>> begin

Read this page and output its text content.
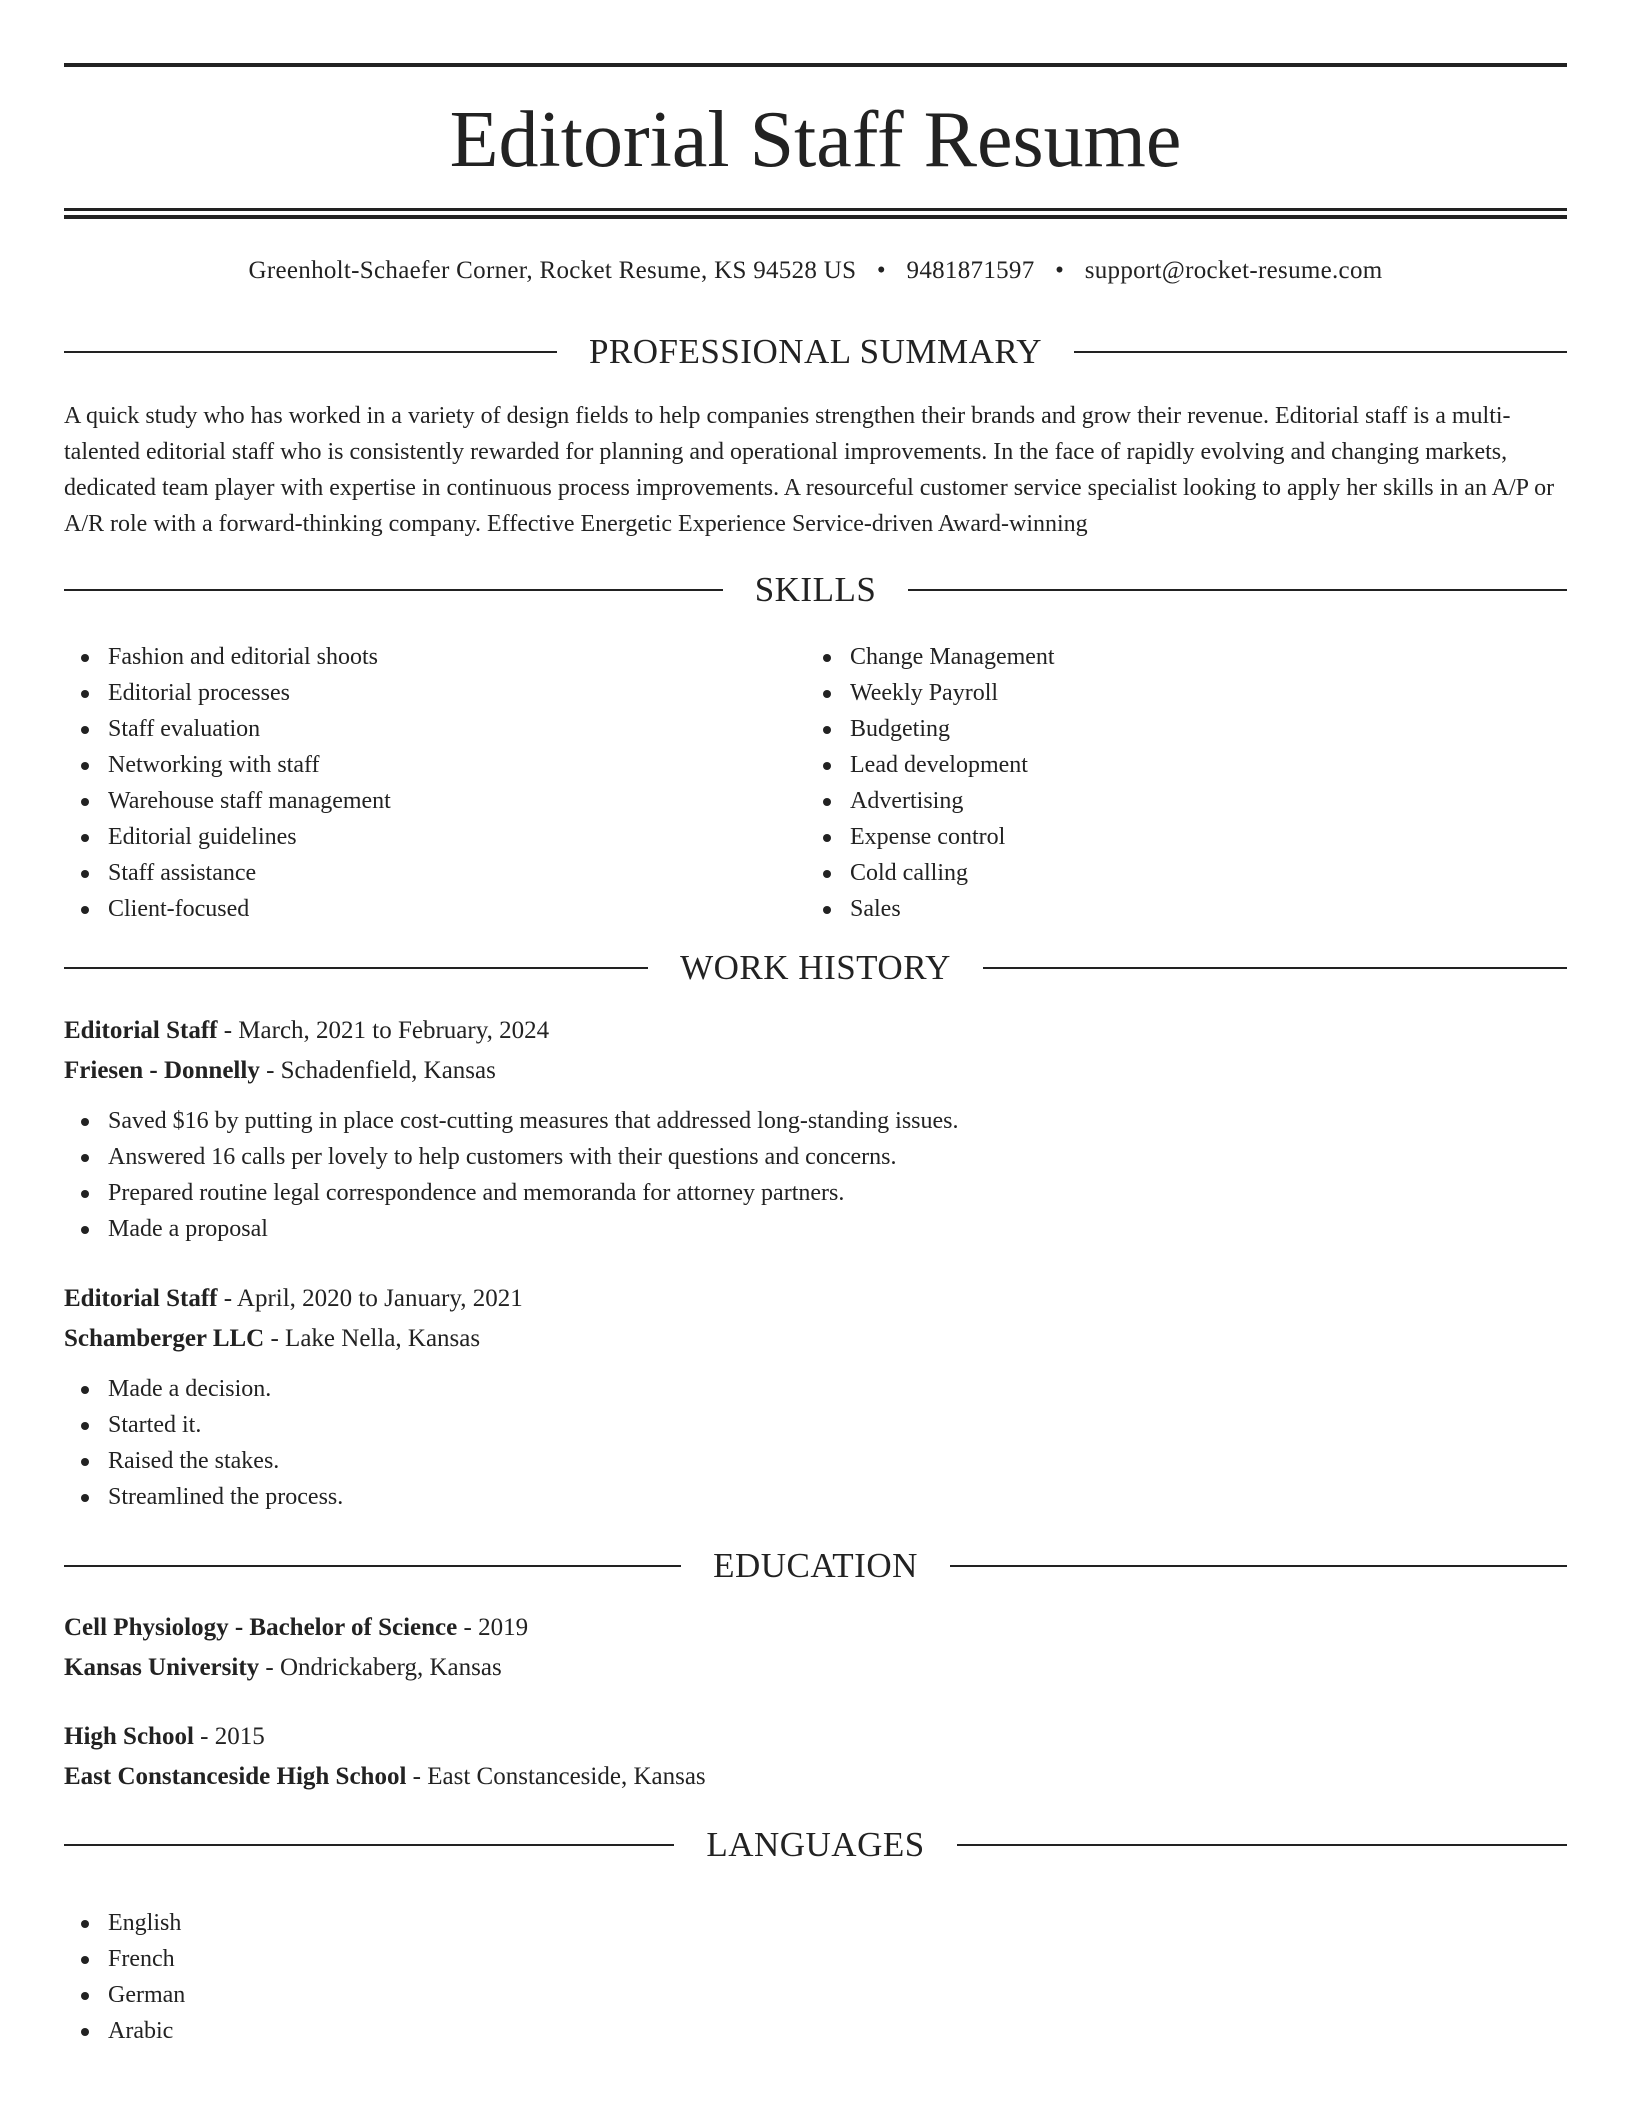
Editorial Staff Resume
Greenholt-Schaefer Corner, Rocket Resume, KS 94528 US • 9481871597 • support@rocket-resume.com
PROFESSIONAL SUMMARY

A quick study who has worked in a variety of design fields to help companies strengthen their brands and grow their revenue. Editorial staff is a multi-talented editorial staff who is consistently rewarded for planning and operational improvements. In the face of rapidly evolving and changing markets, dedicated team player with expertise in continuous process improvements. A resourceful customer service specialist looking to apply her skills in an A/P or A/R role with a forward-thinking company. Effective Energetic Experience Service-driven Award-winning

SKILLS
Fashion and editorial shoots
Editorial processes
Staff evaluation
Networking with staff
Warehouse staff management
Editorial guidelines
Staff assistance
Client-focused
Change Management
Weekly Payroll
Budgeting
Lead development
Advertising
Expense control
Cold calling
Sales
WORK HISTORY
Editorial Staff - March, 2021 to February, 2024
Friesen - Donnelly - Schadenfield, Kansas
Saved $16 by putting in place cost-cutting measures that addressed long-standing issues.
Answered 16 calls per lovely to help customers with their questions and concerns.
Prepared routine legal correspondence and memoranda for attorney partners.
Made a proposal
Editorial Staff - April, 2020 to January, 2021
Schamberger LLC - Lake Nella, Kansas
Made a decision.
Started it.
Raised the stakes.
Streamlined the process.
EDUCATION
Cell Physiology - Bachelor of Science - 2019
Kansas University - Ondrickaberg, Kansas
High School - 2015
East Constanceside High School - East Constanceside, Kansas
LANGUAGES
English
French
German
Arabic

>> end

## [Goal of the exercise]
Above are the records; reproduce them exactly and leave out the pictures.

## [Written solution]
Read this page and output its text content.
Editorial Staff Resume
Greenholt-Schaefer Corner, Rocket Resume, KS 94528 US • 9481871597 • support@rocket-resume.com
PROFESSIONAL SUMMARY

A quick study who has worked in a variety of design fields to help companies strengthen their brands and grow their revenue. Editorial staff is a multi-talented editorial staff who is consistently rewarded for planning and operational improvements. In the face of rapidly evolving and changing markets, dedicated team player with expertise in continuous process improvements. A resourceful customer service specialist looking to apply her skills in an A/P or A/R role with a forward-thinking company. Effective Energetic Experience Service-driven Award-winning

SKILLS
Fashion and editorial shoots
Editorial processes
Staff evaluation
Networking with staff
Warehouse staff management
Editorial guidelines
Staff assistance
Client-focused
Change Management
Weekly Payroll
Budgeting
Lead development
Advertising
Expense control
Cold calling
Sales
WORK HISTORY
Editorial Staff - March, 2021 to February, 2024
Friesen - Donnelly - Schadenfield, Kansas
Saved $16 by putting in place cost-cutting measures that addressed long-standing issues.
Answered 16 calls per lovely to help customers with their questions and concerns.
Prepared routine legal correspondence and memoranda for attorney partners.
Made a proposal
Editorial Staff - April, 2020 to January, 2021
Schamberger LLC - Lake Nella, Kansas
Made a decision.
Started it.
Raised the stakes.
Streamlined the process.
EDUCATION
Cell Physiology - Bachelor of Science - 2019
Kansas University - Ondrickaberg, Kansas
High School - 2015
East Constanceside High School - East Constanceside, Kansas
LANGUAGES
English
French
German
Arabic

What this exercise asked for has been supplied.